=== Information given ===
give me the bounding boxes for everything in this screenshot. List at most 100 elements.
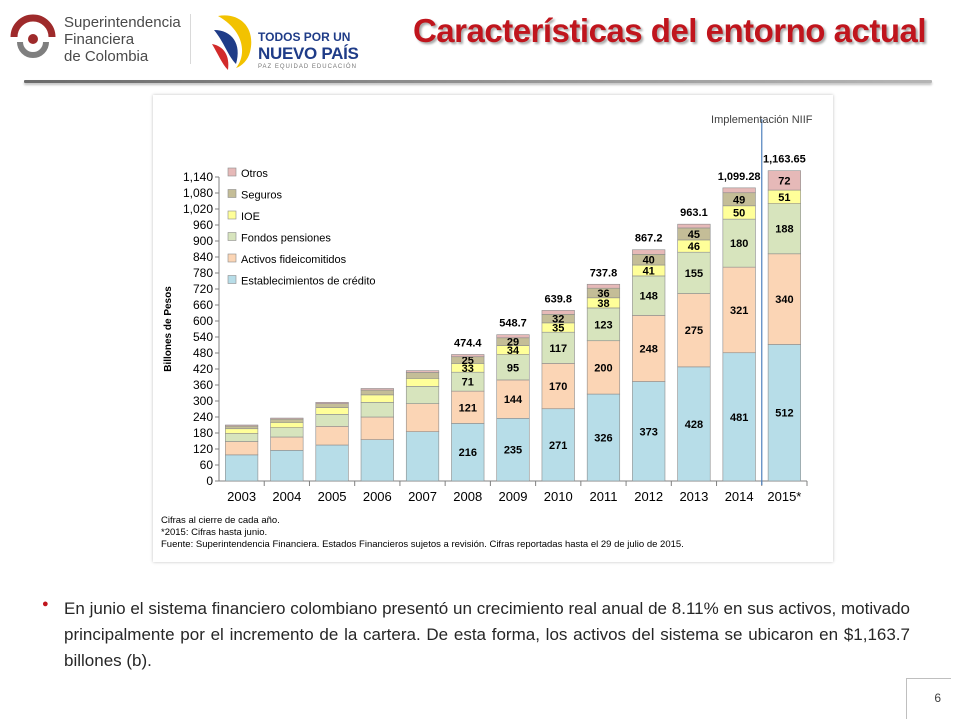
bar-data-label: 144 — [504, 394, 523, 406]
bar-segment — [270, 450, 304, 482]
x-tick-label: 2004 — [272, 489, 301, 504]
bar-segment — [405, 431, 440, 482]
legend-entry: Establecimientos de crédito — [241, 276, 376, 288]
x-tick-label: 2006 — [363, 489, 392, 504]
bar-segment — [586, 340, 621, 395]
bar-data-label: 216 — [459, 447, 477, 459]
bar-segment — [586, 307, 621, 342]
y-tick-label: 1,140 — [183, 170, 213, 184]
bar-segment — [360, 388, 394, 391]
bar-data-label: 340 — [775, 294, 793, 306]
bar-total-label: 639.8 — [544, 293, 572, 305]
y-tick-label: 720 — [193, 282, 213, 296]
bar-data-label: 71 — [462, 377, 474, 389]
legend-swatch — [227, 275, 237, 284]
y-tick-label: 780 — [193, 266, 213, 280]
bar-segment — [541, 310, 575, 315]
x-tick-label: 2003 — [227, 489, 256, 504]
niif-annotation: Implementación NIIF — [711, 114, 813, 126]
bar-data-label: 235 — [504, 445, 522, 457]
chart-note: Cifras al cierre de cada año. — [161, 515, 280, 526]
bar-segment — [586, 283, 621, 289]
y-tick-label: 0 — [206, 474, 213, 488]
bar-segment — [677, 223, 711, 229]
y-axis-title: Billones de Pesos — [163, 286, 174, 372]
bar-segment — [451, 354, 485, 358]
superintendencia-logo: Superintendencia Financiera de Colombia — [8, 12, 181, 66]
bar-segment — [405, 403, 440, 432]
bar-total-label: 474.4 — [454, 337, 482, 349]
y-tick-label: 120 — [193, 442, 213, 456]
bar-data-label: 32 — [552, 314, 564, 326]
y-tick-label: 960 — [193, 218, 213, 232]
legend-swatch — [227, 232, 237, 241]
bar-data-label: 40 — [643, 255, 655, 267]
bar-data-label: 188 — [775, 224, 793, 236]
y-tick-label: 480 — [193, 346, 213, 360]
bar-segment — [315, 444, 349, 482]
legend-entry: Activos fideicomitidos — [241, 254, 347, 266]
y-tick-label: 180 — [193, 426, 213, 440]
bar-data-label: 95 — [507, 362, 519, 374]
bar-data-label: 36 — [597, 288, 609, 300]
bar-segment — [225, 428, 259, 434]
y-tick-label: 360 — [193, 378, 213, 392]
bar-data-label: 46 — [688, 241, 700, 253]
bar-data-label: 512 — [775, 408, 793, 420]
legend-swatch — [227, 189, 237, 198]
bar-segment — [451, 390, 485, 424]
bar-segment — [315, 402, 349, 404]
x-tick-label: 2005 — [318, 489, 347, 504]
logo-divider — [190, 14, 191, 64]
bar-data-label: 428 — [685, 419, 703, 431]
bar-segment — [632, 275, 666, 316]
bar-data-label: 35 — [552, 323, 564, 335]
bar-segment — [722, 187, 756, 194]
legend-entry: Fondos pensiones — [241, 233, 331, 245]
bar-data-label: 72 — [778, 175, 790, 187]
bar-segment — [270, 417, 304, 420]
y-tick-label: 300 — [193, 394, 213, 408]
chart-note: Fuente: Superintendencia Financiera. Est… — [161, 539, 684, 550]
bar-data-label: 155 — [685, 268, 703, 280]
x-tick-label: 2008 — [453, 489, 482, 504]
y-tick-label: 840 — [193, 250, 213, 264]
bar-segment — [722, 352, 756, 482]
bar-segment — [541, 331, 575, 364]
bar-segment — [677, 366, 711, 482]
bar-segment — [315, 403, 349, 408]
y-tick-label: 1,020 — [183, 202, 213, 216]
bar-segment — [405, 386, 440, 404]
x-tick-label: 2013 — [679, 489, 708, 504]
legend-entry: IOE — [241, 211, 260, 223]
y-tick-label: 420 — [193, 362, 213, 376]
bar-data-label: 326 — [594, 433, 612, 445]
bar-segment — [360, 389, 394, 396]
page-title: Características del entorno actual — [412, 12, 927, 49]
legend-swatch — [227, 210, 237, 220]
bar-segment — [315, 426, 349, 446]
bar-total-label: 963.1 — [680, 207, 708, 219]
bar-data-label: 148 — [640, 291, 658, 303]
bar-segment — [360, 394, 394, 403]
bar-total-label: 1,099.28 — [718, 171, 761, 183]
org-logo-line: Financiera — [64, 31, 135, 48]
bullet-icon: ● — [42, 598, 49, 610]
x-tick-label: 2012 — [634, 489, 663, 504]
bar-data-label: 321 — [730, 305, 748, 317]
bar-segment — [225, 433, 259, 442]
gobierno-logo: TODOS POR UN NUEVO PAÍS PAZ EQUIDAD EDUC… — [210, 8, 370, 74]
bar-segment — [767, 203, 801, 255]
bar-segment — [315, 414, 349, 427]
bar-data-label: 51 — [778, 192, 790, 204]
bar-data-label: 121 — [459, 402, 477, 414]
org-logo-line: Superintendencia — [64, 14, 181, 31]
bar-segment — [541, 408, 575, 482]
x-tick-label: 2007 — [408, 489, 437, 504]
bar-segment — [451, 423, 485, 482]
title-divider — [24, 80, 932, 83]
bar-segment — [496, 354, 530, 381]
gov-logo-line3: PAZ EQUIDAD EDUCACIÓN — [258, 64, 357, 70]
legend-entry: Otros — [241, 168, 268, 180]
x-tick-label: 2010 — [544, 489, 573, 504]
===
* _Stated exercise_
Rewrite the records above with every "bar-segment" changed to "bar-block", keeping everything else the same. Leave the pictures out.

* _Result of the exercise_
give me the bounding boxes for everything in this screenshot. List at most 100 elements.
bar-data-label: 144 — [504, 394, 523, 406]
bar-block — [270, 450, 304, 482]
x-tick-label: 2004 — [272, 489, 301, 504]
bar-block — [405, 431, 440, 482]
legend-entry: Establecimientos de crédito — [241, 276, 376, 288]
x-tick-label: 2006 — [363, 489, 392, 504]
bar-block — [586, 340, 621, 395]
bar-data-label: 216 — [459, 447, 477, 459]
bar-block — [586, 307, 621, 342]
y-tick-label: 1,140 — [183, 170, 213, 184]
bar-block — [360, 388, 394, 391]
bar-data-label: 340 — [775, 294, 793, 306]
bar-total-label: 639.8 — [544, 293, 572, 305]
y-tick-label: 720 — [193, 282, 213, 296]
bar-data-label: 71 — [462, 377, 474, 389]
legend-swatch — [227, 275, 237, 284]
y-tick-label: 780 — [193, 266, 213, 280]
bar-block — [541, 310, 575, 315]
x-tick-label: 2003 — [227, 489, 256, 504]
niif-annotation: Implementación NIIF — [711, 114, 813, 126]
bar-data-label: 235 — [504, 445, 522, 457]
chart-note: Cifras al cierre de cada año. — [161, 515, 280, 526]
bar-block — [586, 283, 621, 289]
y-tick-label: 0 — [206, 474, 213, 488]
bar-block — [677, 223, 711, 229]
y-axis-title: Billones de Pesos — [163, 286, 174, 372]
bar-block — [451, 354, 485, 358]
superintendencia-logo: Superintendencia Financiera de Colombia — [8, 12, 181, 66]
bar-block — [405, 403, 440, 432]
bar-total-label: 474.4 — [454, 337, 482, 349]
y-tick-label: 120 — [193, 442, 213, 456]
bar-data-label: 32 — [552, 314, 564, 326]
y-tick-label: 960 — [193, 218, 213, 232]
legend-swatch — [227, 232, 237, 241]
bar-data-label: 40 — [643, 255, 655, 267]
bar-data-label: 188 — [775, 224, 793, 236]
y-tick-label: 480 — [193, 346, 213, 360]
bar-block — [315, 444, 349, 482]
legend-entry: Activos fideicomitidos — [241, 254, 347, 266]
y-tick-label: 180 — [193, 426, 213, 440]
bar-data-label: 95 — [507, 362, 519, 374]
bar-data-label: 36 — [597, 288, 609, 300]
bar-block — [225, 428, 259, 434]
y-tick-label: 360 — [193, 378, 213, 392]
bar-data-label: 46 — [688, 241, 700, 253]
bar-data-label: 512 — [775, 408, 793, 420]
legend-swatch — [227, 189, 237, 198]
bar-block — [451, 390, 485, 424]
bar-block — [315, 402, 349, 404]
x-tick-label: 2005 — [318, 489, 347, 504]
logo-divider — [190, 14, 191, 64]
bar-data-label: 428 — [685, 419, 703, 431]
bar-block — [632, 275, 666, 316]
bar-data-label: 35 — [552, 323, 564, 335]
bar-block — [722, 187, 756, 194]
legend-entry: Fondos pensiones — [241, 233, 331, 245]
bar-data-label: 72 — [778, 175, 790, 187]
bar-block — [270, 417, 304, 420]
y-tick-label: 300 — [193, 394, 213, 408]
chart-note: Fuente: Superintendencia Financiera. Est… — [161, 539, 684, 550]
bar-data-label: 155 — [685, 268, 703, 280]
x-tick-label: 2008 — [453, 489, 482, 504]
y-tick-label: 840 — [193, 250, 213, 264]
bar-block — [722, 352, 756, 482]
bar-block — [541, 331, 575, 364]
bar-block — [677, 366, 711, 482]
bar-block — [315, 403, 349, 408]
y-tick-label: 1,020 — [183, 202, 213, 216]
bar-block — [405, 386, 440, 404]
x-tick-label: 2013 — [679, 489, 708, 504]
legend-entry: IOE — [241, 211, 260, 223]
y-tick-label: 420 — [193, 362, 213, 376]
bar-data-label: 326 — [594, 433, 612, 445]
bar-block — [360, 389, 394, 396]
page-title: Características del entorno actual — [412, 12, 927, 49]
legend-swatch — [227, 210, 237, 220]
bar-block — [315, 426, 349, 446]
bar-total-label: 963.1 — [680, 207, 708, 219]
bar-data-label: 148 — [640, 291, 658, 303]
bar-block — [360, 394, 394, 403]
bar-total-label: 1,099.28 — [718, 171, 761, 183]
org-logo-line: Financiera — [64, 31, 135, 48]
bullet-icon: ● — [42, 598, 49, 610]
x-tick-label: 2012 — [634, 489, 663, 504]
bar-data-label: 321 — [730, 305, 748, 317]
bar-block — [225, 433, 259, 442]
gobierno-logo: TODOS POR UN NUEVO PAÍS PAZ EQUIDAD EDUC… — [210, 8, 370, 74]
bar-block — [767, 203, 801, 255]
bar-block — [315, 414, 349, 427]
bar-data-label: 51 — [778, 192, 790, 204]
bar-data-label: 121 — [459, 402, 477, 414]
org-logo-line: Superintendencia — [64, 14, 181, 31]
bar-block — [541, 408, 575, 482]
x-tick-label: 2007 — [408, 489, 437, 504]
bar-block — [451, 423, 485, 482]
title-divider — [24, 80, 932, 83]
bar-block — [496, 354, 530, 381]
gov-logo-line3: PAZ EQUIDAD EDUCACIÓN — [258, 64, 357, 70]
legend-entry: Otros — [241, 168, 268, 180]
x-tick-label: 2010 — [544, 489, 573, 504]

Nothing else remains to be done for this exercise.